[Directions]
Each line below is to be written out in full, exactly as shown.

A run of records
* begin *

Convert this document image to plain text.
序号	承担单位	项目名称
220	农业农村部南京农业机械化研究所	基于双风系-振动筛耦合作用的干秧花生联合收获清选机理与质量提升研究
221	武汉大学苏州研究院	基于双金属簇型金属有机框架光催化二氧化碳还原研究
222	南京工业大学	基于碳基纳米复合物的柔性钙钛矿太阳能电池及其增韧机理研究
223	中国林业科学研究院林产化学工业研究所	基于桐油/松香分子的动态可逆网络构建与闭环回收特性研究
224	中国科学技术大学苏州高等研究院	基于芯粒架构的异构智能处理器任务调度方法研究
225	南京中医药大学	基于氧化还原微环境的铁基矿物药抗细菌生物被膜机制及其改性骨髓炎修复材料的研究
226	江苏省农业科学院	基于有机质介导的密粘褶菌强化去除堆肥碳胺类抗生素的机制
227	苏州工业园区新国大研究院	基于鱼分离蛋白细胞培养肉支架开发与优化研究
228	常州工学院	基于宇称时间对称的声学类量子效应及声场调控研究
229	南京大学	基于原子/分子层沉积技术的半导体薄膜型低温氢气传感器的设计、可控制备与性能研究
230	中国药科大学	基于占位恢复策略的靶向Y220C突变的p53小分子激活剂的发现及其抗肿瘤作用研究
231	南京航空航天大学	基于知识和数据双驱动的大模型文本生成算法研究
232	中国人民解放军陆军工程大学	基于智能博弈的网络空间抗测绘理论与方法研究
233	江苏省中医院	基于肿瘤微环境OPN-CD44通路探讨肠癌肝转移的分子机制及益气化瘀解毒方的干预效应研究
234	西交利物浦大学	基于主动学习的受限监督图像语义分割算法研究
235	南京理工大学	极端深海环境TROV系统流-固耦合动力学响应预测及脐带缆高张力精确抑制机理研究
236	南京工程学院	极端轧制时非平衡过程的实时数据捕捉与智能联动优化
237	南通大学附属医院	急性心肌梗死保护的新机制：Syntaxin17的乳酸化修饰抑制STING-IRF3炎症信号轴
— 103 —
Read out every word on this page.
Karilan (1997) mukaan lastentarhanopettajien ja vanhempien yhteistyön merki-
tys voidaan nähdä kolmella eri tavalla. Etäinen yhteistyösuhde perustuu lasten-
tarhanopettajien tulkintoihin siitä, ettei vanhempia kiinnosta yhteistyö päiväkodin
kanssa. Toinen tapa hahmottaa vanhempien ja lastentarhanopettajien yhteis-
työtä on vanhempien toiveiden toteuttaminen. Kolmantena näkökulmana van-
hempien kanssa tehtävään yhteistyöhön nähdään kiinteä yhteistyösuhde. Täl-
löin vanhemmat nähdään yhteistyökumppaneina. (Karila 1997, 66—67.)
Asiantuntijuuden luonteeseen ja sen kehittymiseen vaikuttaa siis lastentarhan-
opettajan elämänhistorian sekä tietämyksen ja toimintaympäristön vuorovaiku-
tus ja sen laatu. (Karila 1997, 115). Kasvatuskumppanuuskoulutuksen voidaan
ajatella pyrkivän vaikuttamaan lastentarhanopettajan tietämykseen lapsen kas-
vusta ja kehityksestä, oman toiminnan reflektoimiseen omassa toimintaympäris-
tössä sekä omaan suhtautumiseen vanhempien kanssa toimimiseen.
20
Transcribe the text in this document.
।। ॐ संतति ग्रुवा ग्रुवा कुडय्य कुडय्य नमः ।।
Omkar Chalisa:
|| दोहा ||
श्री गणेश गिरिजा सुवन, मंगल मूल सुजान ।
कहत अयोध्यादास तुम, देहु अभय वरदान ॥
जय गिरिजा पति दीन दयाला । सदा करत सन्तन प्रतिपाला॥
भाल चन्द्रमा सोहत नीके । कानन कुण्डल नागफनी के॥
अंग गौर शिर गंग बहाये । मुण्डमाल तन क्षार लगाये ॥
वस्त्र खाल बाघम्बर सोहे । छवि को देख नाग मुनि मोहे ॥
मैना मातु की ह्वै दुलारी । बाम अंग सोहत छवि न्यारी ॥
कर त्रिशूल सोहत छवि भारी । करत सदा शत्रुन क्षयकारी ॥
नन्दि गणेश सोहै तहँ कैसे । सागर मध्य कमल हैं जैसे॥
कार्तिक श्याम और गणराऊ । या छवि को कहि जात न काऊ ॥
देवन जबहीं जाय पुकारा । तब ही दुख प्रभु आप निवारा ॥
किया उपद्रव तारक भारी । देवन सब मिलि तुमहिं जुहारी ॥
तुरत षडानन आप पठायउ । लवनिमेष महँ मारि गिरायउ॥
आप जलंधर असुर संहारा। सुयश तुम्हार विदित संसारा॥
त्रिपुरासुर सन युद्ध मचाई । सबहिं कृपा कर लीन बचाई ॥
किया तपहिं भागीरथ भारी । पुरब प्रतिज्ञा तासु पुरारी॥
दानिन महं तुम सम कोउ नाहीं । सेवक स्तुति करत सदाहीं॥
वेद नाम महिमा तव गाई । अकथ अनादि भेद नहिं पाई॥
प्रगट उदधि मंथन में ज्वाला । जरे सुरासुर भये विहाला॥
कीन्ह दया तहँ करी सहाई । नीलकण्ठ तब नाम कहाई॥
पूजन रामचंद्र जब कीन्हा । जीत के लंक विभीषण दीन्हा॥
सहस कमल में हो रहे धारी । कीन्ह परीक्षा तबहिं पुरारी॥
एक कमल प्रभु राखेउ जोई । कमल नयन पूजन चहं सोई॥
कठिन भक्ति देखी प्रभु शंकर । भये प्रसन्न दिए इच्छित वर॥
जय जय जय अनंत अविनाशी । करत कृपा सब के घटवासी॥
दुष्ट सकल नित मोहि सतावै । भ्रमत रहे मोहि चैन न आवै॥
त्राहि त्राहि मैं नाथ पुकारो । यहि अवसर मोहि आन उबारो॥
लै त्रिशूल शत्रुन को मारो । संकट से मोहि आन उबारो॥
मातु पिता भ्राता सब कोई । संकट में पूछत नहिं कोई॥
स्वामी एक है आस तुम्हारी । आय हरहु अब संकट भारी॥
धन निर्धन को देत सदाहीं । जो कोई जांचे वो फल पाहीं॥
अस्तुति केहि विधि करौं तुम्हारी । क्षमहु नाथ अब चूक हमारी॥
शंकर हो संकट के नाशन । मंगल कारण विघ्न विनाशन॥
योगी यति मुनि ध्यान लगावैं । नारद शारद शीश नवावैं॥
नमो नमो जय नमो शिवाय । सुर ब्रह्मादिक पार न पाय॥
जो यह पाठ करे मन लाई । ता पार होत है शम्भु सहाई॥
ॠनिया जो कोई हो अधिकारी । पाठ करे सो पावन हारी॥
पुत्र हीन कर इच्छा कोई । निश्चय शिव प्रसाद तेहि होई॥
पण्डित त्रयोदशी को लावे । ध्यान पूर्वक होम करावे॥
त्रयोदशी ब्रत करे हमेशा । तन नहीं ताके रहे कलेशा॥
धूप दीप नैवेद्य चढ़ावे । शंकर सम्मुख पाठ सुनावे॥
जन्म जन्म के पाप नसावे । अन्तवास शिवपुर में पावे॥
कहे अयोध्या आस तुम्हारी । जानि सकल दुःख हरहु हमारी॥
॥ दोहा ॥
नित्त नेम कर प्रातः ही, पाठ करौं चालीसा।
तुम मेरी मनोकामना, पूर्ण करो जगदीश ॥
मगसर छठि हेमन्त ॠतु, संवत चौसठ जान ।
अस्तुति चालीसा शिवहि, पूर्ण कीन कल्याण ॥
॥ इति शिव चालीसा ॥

* end *

[Output of the task]
Convert this document image to plain text.
序号	承担单位	项目名称
220	农业农村部南京农业机械化研究所	基于双风系-振动筛耦合作用的干秧花生联合收获清选机理与质量提升研究
221	武汉大学苏州研究院	基于双金属簇型金属有机框架光催化二氧化碳还原研究
222	南京工业大学	基于碳基纳米复合物的柔性钙钛矿太阳能电池及其增韧机理研究
223	中国林业科学研究院林产化学工业研究所	基于桐油/松香分子的动态可逆网络构建与闭环回收特性研究
224	中国科学技术大学苏州高等研究院	基于芯粒架构的异构智能处理器任务调度方法研究
225	南京中医药大学	基于氧化还原微环境的铁基矿物药抗细菌生物被膜机制及其改性骨髓炎修复材料的研究
226	江苏省农业科学院	基于有机质介导的密粘褶菌强化去除堆肥碳胺类抗生素的机制
227	苏州工业园区新国大研究院	基于鱼分离蛋白细胞培养肉支架开发与优化研究
228	常州工学院	基于宇称时间对称的声学类量子效应及声场调控研究
229	南京大学	基于原子/分子层沉积技术的半导体薄膜型低温氢气传感器的设计、可控制备与性能研究
230	中国药科大学	基于占位恢复策略的靶向Y220C突变的p53小分子激活剂的发现及其抗肿瘤作用研究
231	南京航空航天大学	基于知识和数据双驱动的大模型文本生成算法研究
232	中国人民解放军陆军工程大学	基于智能博弈的网络空间抗测绘理论与方法研究
233	江苏省中医院	基于肿瘤微环境OPN-CD44通路探讨肠癌肝转移的分子机制及益气化瘀解毒方的干预效应研究
234	西交利物浦大学	基于主动学习的受限监督图像语义分割算法研究
235	南京理工大学	极端深海环境TROV系统流-固耦合动力学响应预测及脐带缆高张力精确抑制机理研究
236	南京工程学院	极端轧制时非平衡过程的实时数据捕捉与智能联动优化
237	南通大学附属医院	急性心肌梗死保护的新机制：Syntaxin17的乳酸化修饰抑制STING-IRF3炎症信号轴
— 103 —
Read out every word on this page.
Karilan (1997) mukaan lastentarhanopettajien ja vanhempien yhteistyön merki-
tys voidaan nähdä kolmella eri tavalla. Etäinen yhteistyösuhde perustuu lasten-
tarhanopettajien tulkintoihin siitä, ettei vanhempia kiinnosta yhteistyö päiväkodin
kanssa. Toinen tapa hahmottaa vanhempien ja lastentarhanopettajien yhteis-
työtä on vanhempien toiveiden toteuttaminen. Kolmantena näkökulmana van-
hempien kanssa tehtävään yhteistyöhön nähdään kiinteä yhteistyösuhde. Täl-
löin vanhemmat nähdään yhteistyökumppaneina. (Karila 1997, 66—67.)
Asiantuntijuuden luonteeseen ja sen kehittymiseen vaikuttaa siis lastentarhan-
opettajan elämänhistorian sekä tietämyksen ja toimintaympäristön vuorovaiku-
tus ja sen laatu. (Karila 1997, 115). Kasvatuskumppanuuskoulutuksen voidaan
ajatella pyrkivän vaikuttamaan lastentarhanopettajan tietämykseen lapsen kas-
vusta ja kehityksestä, oman toiminnan reflektoimiseen omassa toimintaympäris-
tössä sekä omaan suhtautumiseen vanhempien kanssa toimimiseen.
20
Transcribe the text in this document.
।। ॐ संतति ग्रुवा ग्रुवा कुडय्य कुडय्य नमः ।।
Omkar Chalisa:
|| दोहा ||
श्री गणेश गिरिजा सुवन, मंगल मूल सुजान ।
कहत अयोध्यादास तुम, देहु अभय वरदान ॥
जय गिरिजा पति दीन दयाला । सदा करत सन्तन प्रतिपाला॥
भाल चन्द्रमा सोहत नीके । कानन कुण्डल नागफनी के॥
अंग गौर शिर गंग बहाये । मुण्डमाल तन क्षार लगाये ॥
वस्त्र खाल बाघम्बर सोहे । छवि को देख नाग मुनि मोहे ॥
मैना मातु की ह्वै दुलारी । बाम अंग सोहत छवि न्यारी ॥
कर त्रिशूल सोहत छवि भारी । करत सदा शत्रुन क्षयकारी ॥
नन्दि गणेश सोहै तहँ कैसे । सागर मध्य कमल हैं जैसे॥
कार्तिक श्याम और गणराऊ । या छवि को कहि जात न काऊ ॥
देवन जबहीं जाय पुकारा । तब ही दुख प्रभु आप निवारा ॥
किया उपद्रव तारक भारी । देवन सब मिलि तुमहिं जुहारी ॥
तुरत षडानन आप पठायउ । लवनिमेष महँ मारि गिरायउ॥
आप जलंधर असुर संहारा। सुयश तुम्हार विदित संसारा॥
त्रिपुरासुर सन युद्ध मचाई । सबहिं कृपा कर लीन बचाई ॥
किया तपहिं भागीरथ भारी । पुरब प्रतिज्ञा तासु पुरारी॥
दानिन महं तुम सम कोउ नाहीं । सेवक स्तुति करत सदाहीं॥
वेद नाम महिमा तव गाई । अकथ अनादि भेद नहिं पाई॥
प्रगट उदधि मंथन में ज्वाला । जरे सुरासुर भये विहाला॥
कीन्ह दया तहँ करी सहाई । नीलकण्ठ तब नाम कहाई॥
पूजन रामचंद्र जब कीन्हा । जीत के लंक विभीषण दीन्हा॥
सहस कमल में हो रहे धारी । कीन्ह परीक्षा तबहिं पुरारी॥
एक कमल प्रभु राखेउ जोई । कमल नयन पूजन चहं सोई॥
कठिन भक्ति देखी प्रभु शंकर । भये प्रसन्न दिए इच्छित वर॥
जय जय जय अनंत अविनाशी । करत कृपा सब के घटवासी॥
दुष्ट सकल नित मोहि सतावै । भ्रमत रहे मोहि चैन न आवै॥
त्राहि त्राहि मैं नाथ पुकारो । यहि अवसर मोहि आन उबारो॥
लै त्रिशूल शत्रुन को मारो । संकट से मोहि आन उबारो॥
मातु पिता भ्राता सब कोई । संकट में पूछत नहिं कोई॥
स्वामी एक है आस तुम्हारी । आय हरहु अब संकट भारी॥
धन निर्धन को देत सदाहीं । जो कोई जांचे वो फल पाहीं॥
अस्तुति केहि विधि करौं तुम्हारी । क्षमहु नाथ अब चूक हमारी॥
शंकर हो संकट के नाशन । मंगल कारण विघ्न विनाशन॥
योगी यति मुनि ध्यान लगावैं । नारद शारद शीश नवावैं॥
नमो नमो जय नमो शिवाय । सुर ब्रह्मादिक पार न पाय॥
जो यह पाठ करे मन लाई । ता पार होत है शम्भु सहाई॥
ॠनिया जो कोई हो अधिकारी । पाठ करे सो पावन हारी॥
पुत्र हीन कर इच्छा कोई । निश्चय शिव प्रसाद तेहि होई॥
पण्डित त्रयोदशी को लावे । ध्यान पूर्वक होम करावे॥
त्रयोदशी ब्रत करे हमेशा । तन नहीं ताके रहे कलेशा॥
धूप दीप नैवेद्य चढ़ावे । शंकर सम्मुख पाठ सुनावे॥
जन्म जन्म के पाप नसावे । अन्तवास शिवपुर में पावे॥
कहे अयोध्या आस तुम्हारी । जानि सकल दुःख हरहु हमारी॥
॥ दोहा ॥
नित्त नेम कर प्रातः ही, पाठ करौं चालीसा।
तुम मेरी मनोकामना, पूर्ण करो जगदीश ॥
मगसर छठि हेमन्त ॠतु, संवत चौसठ जान ।
अस्तुति चालीसा शिवहि, पूर्ण कीन कल्याण ॥
॥ इति शिव चालीसा ॥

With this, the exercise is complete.